# [GIVEN TEXT]
== Segment start ==

Here, in order to overcome the solubility limitations, we treated an aqueous solution of ACCH with one equivalent of tetra-n-butylammonium hydroxide (N(n-Bu)₄OH). Subsequent water evaporation provided an ionic liquid fully miscible with acetonitrile, which allowed its combination with an acetonitrile solution of the previously described [Fe(BPMEN)(CH₃CN)₂](SbF₆)₂ complex (1) (BPMEN = N,N′-dimethyl-N,N′-bis(pyridylmethyl)ethane-1,2-diamine) (Scheme 1).¹²

Scheme 1 Preparation of the [Fe(BPMEN)ACC]SbF₆ complex (2) from [Fe(BPMEN)(CH₃CN)₂](SbF₆)₂ (1) under an inert atmosphere.

When one equivalent of N(n-Bu)₄ACC was added to an acetonitrile solution of complex 1, the solution turned from purple to a pale yellow color. The monitoring of the UV-vis absorbance as a function of the increasing amounts of N(n-Bu)₄ACC added to 1 (Fig. 1) showed the progressive evolution of the spectrum of 1 (λ_max = 373 nm, ε = 3340 M⁻¹ cm⁻¹, MLCT band)¹³ into a new spectrum (λ_max = 395 nm, ε = 860 M⁻¹ cm⁻¹). The occurrence of an isosbestic point at 410 nm clearly indicated a single transformation of the starting material into a new species. The transformation was optimal for one equivalent of N(n-Bu)₄ACC added. Further addition of N(n-Bu)₄ACC led to a decrease of the characteristic MLCT band at 395 nm that completely disappeared after the addition of three equivalents of N(n-Bu)₄ACC (Fig. S1†).

Fig. 1 Evolution of the UV-vis spectrum of a 0.5 mM acetonitrile solution of [Fe(BPMEN)(CH₃CN)₂](SbF₆)₂ (1) (bold black line) upon successive additions of upto 1 equiv. (red line) of N(n-Bu)₄ACC.

== Segment end ==

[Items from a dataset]

== Segment start ==

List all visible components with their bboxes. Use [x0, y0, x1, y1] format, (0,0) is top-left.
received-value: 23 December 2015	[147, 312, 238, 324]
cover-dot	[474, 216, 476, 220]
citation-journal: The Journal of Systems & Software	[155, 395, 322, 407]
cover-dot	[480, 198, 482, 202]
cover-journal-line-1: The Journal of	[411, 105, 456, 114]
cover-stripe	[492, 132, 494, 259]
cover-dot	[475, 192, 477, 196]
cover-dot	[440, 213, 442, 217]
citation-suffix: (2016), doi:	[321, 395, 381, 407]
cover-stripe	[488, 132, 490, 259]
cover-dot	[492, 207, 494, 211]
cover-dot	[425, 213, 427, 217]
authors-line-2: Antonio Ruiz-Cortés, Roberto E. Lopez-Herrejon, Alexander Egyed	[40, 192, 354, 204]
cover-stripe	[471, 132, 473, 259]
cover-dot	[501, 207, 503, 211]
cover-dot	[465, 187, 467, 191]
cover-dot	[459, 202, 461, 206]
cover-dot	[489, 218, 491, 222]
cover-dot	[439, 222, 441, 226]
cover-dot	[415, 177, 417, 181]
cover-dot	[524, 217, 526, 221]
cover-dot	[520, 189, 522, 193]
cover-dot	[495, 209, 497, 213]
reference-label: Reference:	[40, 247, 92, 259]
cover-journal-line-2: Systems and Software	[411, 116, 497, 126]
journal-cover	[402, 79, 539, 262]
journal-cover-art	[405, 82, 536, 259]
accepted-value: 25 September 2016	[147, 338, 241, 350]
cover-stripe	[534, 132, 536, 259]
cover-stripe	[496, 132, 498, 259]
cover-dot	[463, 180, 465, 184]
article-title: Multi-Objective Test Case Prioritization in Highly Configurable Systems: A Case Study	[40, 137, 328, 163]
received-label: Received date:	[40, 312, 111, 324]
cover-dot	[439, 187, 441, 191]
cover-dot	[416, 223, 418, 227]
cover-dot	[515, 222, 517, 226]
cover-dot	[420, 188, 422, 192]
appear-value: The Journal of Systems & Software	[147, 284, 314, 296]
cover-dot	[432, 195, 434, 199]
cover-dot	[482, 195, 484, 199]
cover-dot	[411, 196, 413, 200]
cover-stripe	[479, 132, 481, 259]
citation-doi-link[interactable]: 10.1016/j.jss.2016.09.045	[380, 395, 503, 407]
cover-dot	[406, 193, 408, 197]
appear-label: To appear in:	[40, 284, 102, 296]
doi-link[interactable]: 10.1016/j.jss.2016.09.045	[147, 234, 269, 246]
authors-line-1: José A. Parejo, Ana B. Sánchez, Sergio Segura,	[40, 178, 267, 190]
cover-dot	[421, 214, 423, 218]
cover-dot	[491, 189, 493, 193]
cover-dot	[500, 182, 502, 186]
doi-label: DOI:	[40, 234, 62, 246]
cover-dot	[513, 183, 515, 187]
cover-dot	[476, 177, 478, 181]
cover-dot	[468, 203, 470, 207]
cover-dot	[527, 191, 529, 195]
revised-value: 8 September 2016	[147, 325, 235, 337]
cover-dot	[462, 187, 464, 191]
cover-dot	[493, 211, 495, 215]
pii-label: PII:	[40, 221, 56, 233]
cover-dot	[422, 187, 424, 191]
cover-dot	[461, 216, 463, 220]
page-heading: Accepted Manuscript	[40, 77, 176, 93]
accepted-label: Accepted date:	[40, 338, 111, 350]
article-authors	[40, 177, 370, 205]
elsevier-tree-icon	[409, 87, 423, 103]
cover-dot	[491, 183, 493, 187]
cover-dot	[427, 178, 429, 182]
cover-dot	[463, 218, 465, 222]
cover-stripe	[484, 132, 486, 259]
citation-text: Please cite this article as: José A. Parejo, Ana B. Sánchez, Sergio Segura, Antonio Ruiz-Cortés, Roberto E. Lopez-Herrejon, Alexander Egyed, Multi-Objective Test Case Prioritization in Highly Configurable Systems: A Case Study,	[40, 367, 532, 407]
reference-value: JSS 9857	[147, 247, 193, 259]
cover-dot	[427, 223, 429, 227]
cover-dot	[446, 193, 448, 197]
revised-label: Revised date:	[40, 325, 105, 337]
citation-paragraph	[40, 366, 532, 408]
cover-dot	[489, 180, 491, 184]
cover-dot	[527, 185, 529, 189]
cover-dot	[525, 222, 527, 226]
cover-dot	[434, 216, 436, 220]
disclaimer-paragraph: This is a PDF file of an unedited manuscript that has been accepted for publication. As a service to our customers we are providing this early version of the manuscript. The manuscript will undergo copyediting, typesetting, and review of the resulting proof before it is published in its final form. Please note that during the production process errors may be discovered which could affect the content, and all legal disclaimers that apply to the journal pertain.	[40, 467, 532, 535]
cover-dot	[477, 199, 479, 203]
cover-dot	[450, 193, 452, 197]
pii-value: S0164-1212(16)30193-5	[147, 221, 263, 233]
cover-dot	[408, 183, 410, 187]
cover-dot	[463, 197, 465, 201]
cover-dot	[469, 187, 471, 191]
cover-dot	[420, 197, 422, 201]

== Segment end ==

# [STUDY QUESTIONS]
**1)** In the passage on the iron–ACC complex, reproduce the section starting at "Fig. 1 Evolution" and ending at "line) of N(n-Bu)₄ACC.", switching "red line" to "green line".
**2)** Continue the passage on the iron–ACC complex from its final sentence.

# [ANSWERS BY ITEM NUMBER]
**1)**
Fig. 1 Evolution of the UV-vis spectrum of a 0.5 mM acetonitrile solution of [Fe(BPMEN)(CH₃CN)₂](SbF₆)₂ (1) (bold black line) upon successive additions of upto 1 equiv. (green line) of N(n-Bu)₄ACC.

**2)**
High resolution electrospray ionization mass spectrometry (HR ESI-MS) analysis was carried out on the pale yellow solution obtained after the addition of one equivalent of the amino acid (Fig. 2). The results revealed the formation of a single new compound characterized by a peak at m/z 426.1604, which is in agreement with the complexation of one ACC molecule to the Fe(II) ion of complex 1 in the place of two acetonitrile molecules observed in the X-ray crystal structure (Fig. S2†).

Fig. 2 HR ESI-MS spectrum obtained upon additions of 1 equiv. of N(n-Bu)₄ACC onto [Fe(BPMEN)(CH₃CN)₂](SbF₆)₂ (1).

The new pale yellow species was then precipitated by the addition of ether in the acetonitrile solution and recrystallized from slow ether diffusion in acetonitrile to afford monocrystals suitable for X-ray diffraction analysis. The resulting diffraction pattern was in agreement with a [Fe(BPMEN)ACC]SbF₆ molecular formula for complex 2 and a structure in which ACC is bound to the Fe(II) center in a bidentate mode via both its amine and carboxylate functions, as projected for the enzymatic active site (Fig. 3, Tables S1 and S2†).⁵ In addition, both the UV-vis spectrum and the mass spectrum of complex 2 obtained from the solid state matched those of the species formed in solution. In comparison with the X-ray structure of complex 1, the distorted octahedral geometry is maintained in complex 2, but the average metal–ligand distance has increased from 1.98 Å in 1 to 2.18 Å in 2. It is noteworthy that average Fe–N distances below 2.0 Å in 1 and above 2.1 Å in 2 suggest a low spin to high spin transition upon complexation of the amino acid to the Fe(II) center.¹⁴

Fig. 3 X-ray crystal structure of the [Fe(BPMEN)ACC]SbF₆ complex (2) (thermal ellipsoids are set at 50% probability). The hydrogen atoms and the counter ion are omitted for the sake of clarity. Selected bond lengths: Fe–N1 2.203(2) Å, Fe–N2 2.232(2) Å, Fe–N3 2.242(3) Å, Fe–N4 2.203(2) Å, Fe–N5 2.211(2) Å, Fe–O1 2.0164(19) Å.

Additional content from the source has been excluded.